— STATED GOAL —
For the data below, work out how many lines contain the word "icon" and supply only that number.
——
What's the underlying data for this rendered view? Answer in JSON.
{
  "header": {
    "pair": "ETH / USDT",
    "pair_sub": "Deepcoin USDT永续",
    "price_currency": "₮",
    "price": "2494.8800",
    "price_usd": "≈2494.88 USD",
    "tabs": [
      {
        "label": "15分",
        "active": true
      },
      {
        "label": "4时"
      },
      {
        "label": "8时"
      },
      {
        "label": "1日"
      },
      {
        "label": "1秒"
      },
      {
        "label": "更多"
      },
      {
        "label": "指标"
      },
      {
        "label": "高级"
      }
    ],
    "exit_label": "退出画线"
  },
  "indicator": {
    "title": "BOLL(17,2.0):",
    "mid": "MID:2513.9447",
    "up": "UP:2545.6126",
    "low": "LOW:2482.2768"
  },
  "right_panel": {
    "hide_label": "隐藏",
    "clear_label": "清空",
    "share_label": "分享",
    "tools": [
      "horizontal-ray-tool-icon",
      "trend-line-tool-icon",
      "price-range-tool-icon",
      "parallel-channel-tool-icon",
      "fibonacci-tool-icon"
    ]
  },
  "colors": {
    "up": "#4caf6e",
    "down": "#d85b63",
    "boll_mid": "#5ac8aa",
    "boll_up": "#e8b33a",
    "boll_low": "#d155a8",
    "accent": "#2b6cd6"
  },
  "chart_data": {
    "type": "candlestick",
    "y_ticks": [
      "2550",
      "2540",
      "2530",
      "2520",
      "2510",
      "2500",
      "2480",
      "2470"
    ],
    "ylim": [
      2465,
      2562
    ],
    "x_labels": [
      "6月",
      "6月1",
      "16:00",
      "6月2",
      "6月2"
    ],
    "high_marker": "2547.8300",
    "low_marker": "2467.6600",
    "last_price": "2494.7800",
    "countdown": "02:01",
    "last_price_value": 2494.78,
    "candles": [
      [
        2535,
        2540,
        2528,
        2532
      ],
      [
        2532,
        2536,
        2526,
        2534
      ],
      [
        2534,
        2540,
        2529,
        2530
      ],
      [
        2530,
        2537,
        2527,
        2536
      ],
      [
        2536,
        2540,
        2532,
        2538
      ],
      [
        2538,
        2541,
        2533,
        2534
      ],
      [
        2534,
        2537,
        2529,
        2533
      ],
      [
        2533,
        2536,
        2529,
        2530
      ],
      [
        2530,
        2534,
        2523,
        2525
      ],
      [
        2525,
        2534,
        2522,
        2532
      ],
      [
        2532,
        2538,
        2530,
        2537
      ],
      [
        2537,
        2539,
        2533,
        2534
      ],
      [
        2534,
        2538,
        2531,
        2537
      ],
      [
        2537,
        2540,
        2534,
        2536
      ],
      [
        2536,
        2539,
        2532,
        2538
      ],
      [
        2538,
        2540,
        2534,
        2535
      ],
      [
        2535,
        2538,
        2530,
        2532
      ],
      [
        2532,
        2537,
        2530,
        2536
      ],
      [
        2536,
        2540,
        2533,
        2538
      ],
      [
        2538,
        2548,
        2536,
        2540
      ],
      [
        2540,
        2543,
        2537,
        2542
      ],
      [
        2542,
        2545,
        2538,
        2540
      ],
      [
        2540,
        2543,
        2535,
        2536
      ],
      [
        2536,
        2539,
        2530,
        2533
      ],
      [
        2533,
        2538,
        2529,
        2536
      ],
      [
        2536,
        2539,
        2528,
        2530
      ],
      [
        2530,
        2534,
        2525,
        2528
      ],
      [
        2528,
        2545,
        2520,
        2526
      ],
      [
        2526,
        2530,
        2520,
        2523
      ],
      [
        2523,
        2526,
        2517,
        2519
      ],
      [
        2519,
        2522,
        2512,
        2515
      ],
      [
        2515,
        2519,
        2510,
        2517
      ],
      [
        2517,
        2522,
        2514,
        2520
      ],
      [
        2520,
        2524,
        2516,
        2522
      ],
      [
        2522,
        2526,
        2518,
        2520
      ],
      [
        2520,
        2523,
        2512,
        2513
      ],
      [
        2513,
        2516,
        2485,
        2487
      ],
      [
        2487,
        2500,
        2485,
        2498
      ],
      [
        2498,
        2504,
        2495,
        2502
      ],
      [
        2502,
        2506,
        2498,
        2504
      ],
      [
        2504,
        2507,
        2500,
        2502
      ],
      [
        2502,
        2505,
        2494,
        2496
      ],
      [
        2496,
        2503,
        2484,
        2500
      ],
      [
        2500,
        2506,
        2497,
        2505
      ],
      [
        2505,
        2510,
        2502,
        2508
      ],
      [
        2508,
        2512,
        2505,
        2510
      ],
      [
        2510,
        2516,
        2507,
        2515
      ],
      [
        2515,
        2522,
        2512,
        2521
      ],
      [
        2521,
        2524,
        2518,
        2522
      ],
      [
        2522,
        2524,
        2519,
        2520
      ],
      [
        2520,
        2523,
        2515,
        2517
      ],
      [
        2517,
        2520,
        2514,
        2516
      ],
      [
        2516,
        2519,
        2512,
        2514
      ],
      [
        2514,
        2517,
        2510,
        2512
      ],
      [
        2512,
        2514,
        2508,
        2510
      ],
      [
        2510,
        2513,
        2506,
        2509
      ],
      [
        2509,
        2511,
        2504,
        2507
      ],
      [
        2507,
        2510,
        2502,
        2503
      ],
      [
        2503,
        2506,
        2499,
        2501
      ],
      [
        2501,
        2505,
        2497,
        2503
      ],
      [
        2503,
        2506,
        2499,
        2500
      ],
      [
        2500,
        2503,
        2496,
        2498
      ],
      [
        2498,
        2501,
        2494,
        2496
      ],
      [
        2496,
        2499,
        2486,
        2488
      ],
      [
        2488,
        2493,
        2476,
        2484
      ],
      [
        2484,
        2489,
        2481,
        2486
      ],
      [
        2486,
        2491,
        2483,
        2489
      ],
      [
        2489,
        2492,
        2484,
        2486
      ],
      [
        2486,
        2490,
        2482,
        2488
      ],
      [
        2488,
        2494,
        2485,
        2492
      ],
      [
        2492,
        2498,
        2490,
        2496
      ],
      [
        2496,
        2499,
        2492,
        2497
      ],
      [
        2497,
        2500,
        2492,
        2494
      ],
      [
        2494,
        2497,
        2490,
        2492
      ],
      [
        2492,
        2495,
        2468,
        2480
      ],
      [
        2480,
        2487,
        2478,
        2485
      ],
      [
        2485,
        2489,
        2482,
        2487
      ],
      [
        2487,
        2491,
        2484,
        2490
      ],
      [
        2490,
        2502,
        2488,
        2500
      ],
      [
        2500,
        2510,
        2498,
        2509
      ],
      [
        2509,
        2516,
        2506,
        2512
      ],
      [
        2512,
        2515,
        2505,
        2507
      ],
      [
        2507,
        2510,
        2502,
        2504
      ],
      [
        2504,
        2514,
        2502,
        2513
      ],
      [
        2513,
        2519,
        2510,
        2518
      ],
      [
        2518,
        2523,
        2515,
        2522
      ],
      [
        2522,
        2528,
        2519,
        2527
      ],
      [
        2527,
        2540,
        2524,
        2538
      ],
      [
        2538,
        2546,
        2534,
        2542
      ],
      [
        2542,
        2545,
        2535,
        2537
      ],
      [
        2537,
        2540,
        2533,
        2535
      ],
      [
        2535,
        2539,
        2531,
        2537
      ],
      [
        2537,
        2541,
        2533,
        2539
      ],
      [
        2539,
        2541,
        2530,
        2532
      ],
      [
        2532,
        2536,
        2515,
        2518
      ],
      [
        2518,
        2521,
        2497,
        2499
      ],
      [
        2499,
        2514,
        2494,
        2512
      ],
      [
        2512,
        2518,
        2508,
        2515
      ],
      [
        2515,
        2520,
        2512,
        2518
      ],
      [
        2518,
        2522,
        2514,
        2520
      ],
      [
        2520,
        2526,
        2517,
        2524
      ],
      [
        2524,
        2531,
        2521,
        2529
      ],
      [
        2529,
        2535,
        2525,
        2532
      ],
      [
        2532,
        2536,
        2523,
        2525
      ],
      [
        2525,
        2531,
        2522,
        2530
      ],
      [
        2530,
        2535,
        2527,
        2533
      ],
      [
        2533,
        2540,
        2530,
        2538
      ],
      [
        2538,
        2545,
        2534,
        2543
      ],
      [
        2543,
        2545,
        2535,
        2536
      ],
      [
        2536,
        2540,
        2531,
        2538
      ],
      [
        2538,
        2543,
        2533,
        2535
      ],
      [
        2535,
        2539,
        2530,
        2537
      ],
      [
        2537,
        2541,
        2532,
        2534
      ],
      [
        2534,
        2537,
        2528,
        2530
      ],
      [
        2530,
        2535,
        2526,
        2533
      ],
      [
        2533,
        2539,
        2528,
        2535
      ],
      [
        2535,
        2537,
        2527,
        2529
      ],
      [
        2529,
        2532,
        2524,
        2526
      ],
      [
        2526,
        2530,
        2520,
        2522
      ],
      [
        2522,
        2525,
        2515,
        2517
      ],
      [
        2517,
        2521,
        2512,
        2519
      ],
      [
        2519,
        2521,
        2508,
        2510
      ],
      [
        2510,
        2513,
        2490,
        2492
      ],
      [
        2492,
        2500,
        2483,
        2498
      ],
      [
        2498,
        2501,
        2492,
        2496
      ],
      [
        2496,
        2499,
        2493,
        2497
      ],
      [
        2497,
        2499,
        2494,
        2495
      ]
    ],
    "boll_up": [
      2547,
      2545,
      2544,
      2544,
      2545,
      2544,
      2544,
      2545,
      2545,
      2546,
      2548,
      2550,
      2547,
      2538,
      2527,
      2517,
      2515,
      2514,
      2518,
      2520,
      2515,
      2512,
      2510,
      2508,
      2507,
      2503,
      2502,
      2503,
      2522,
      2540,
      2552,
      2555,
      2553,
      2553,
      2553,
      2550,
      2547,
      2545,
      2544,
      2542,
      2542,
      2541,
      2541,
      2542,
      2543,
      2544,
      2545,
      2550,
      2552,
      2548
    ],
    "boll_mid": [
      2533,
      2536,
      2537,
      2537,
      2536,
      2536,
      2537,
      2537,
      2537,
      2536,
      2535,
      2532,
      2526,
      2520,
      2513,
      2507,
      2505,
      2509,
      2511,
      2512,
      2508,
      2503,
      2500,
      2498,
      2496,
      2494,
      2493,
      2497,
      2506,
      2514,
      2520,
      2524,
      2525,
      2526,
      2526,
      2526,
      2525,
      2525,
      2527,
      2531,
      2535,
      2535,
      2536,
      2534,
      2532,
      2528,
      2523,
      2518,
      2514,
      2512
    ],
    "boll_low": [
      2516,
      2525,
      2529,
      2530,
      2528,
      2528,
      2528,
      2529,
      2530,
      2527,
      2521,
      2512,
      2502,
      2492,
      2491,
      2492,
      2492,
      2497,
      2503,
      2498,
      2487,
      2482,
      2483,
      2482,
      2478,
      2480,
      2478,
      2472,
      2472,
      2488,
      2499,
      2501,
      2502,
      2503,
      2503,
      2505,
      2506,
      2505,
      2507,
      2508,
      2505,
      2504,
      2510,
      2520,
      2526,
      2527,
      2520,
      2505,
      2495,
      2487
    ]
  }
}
——
— RESPONSE TO THIS EXERCISE —
5